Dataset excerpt
## start

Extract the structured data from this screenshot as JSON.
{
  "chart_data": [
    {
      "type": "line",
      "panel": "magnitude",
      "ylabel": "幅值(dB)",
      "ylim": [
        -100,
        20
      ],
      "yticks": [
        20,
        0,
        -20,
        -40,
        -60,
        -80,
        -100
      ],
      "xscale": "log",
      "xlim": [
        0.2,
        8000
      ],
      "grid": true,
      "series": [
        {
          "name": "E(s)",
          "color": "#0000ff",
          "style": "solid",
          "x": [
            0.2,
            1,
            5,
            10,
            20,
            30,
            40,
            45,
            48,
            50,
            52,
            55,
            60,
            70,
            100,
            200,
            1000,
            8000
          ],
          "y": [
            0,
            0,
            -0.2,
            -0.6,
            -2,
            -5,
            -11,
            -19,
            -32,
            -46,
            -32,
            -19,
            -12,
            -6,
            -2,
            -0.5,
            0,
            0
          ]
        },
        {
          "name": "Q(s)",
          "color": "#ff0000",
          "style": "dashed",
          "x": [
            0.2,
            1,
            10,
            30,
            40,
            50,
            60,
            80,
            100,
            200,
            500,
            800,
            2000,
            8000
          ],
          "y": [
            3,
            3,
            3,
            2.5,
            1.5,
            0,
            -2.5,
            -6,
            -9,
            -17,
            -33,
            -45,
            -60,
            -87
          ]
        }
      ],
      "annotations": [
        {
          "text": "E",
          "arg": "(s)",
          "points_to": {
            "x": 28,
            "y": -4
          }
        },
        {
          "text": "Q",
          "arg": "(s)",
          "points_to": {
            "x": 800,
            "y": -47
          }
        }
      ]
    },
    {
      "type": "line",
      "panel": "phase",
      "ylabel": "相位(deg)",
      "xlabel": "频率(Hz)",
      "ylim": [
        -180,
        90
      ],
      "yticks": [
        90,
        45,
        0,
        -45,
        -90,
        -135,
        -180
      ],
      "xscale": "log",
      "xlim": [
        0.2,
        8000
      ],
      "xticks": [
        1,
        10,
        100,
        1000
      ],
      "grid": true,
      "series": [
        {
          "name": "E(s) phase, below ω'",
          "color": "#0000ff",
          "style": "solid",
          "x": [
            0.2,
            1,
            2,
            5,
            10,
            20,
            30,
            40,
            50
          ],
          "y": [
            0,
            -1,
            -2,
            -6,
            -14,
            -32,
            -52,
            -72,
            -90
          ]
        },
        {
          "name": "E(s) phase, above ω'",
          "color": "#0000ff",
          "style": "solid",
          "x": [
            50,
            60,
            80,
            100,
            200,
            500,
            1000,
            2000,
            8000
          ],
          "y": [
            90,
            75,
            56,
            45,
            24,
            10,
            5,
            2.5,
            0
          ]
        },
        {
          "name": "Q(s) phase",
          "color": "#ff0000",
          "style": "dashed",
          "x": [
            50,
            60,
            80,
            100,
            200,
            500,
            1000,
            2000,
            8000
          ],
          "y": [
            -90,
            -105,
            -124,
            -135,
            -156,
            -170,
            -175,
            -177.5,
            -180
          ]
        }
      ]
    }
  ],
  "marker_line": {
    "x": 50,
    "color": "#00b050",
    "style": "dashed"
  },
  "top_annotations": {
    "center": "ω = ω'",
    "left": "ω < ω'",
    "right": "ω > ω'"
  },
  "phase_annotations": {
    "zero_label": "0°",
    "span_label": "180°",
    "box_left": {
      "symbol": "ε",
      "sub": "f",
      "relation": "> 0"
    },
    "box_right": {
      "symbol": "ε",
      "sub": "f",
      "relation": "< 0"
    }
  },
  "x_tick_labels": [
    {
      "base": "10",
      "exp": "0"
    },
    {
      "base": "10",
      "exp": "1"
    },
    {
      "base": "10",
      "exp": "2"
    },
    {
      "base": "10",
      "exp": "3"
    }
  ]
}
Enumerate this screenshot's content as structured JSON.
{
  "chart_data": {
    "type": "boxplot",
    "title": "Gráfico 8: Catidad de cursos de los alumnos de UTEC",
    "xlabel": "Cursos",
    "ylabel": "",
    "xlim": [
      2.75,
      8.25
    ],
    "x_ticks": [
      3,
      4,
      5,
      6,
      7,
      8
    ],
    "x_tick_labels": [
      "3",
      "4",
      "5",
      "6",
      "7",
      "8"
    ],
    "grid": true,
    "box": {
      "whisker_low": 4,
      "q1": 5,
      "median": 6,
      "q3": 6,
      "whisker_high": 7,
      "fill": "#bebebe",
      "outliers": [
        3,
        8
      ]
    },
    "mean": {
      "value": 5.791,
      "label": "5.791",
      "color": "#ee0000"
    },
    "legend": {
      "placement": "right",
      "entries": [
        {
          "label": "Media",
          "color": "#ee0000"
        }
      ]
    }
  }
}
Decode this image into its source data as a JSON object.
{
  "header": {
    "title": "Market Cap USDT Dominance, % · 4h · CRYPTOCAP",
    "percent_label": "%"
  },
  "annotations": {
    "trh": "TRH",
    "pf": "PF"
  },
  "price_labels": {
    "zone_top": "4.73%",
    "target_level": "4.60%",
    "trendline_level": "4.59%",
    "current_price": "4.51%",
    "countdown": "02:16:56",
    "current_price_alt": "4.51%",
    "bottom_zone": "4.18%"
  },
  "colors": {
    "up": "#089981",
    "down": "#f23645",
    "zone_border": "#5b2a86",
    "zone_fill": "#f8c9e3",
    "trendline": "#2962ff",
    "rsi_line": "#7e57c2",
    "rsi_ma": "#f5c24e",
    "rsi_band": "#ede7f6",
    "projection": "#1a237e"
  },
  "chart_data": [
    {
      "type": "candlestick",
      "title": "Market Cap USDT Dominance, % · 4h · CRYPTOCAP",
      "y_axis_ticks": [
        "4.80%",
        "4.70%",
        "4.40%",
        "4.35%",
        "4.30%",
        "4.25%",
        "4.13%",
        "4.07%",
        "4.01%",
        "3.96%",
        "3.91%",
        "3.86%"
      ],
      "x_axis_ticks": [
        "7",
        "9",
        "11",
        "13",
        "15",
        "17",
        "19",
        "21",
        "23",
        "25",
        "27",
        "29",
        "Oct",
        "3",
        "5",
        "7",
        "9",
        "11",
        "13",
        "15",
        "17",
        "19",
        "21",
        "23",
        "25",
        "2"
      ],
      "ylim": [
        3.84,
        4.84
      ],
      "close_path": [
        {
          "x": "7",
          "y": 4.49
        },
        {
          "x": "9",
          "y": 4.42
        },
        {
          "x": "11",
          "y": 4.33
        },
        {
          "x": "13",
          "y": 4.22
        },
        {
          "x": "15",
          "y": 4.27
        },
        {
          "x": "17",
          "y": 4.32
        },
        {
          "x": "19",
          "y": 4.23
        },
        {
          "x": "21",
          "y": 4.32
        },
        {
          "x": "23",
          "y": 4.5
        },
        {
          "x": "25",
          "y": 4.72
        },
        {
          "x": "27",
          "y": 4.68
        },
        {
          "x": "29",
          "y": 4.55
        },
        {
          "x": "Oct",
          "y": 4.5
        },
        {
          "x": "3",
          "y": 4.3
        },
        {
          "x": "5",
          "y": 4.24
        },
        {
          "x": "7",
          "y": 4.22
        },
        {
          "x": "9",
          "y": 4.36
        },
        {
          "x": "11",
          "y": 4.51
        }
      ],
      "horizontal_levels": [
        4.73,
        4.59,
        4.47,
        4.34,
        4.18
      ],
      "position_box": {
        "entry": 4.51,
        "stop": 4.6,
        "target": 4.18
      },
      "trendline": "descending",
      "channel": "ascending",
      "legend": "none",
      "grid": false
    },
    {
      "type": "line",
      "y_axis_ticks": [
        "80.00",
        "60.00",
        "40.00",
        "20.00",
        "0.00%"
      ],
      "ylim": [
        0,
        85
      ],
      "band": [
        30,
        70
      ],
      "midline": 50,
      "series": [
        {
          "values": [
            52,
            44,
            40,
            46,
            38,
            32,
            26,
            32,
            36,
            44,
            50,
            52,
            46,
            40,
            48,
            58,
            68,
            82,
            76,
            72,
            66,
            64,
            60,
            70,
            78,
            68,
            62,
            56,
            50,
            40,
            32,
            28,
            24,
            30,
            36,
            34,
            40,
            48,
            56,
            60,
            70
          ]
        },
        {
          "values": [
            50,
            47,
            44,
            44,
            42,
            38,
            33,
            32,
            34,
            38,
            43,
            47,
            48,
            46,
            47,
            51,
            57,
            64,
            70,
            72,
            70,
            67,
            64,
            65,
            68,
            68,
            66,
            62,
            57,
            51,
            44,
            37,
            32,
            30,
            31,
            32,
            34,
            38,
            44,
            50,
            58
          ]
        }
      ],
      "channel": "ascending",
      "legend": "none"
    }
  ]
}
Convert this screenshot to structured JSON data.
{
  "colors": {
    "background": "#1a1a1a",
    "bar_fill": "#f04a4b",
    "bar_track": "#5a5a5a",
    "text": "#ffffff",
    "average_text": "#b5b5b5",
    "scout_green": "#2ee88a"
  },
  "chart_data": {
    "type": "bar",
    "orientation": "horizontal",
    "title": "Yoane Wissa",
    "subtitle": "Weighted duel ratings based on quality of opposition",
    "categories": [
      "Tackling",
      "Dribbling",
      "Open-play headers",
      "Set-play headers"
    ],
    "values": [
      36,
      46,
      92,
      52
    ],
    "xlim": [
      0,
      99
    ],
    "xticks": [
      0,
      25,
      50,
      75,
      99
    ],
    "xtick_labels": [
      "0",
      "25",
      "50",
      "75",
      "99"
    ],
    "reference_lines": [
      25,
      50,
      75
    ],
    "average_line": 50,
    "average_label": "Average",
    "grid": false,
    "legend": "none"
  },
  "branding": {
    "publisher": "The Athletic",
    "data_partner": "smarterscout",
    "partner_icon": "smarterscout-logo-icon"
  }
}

## end

EXERCISE TASK. Within the listing above, find every line containing the string "Dominance" and return it.

IN RESPONSE.
    "title": "Market Cap USDT Dominance, % · 4h · CRYPTOCAP",
      "title": "Market Cap USDT Dominance, % · 4h · CRYPTOCAP",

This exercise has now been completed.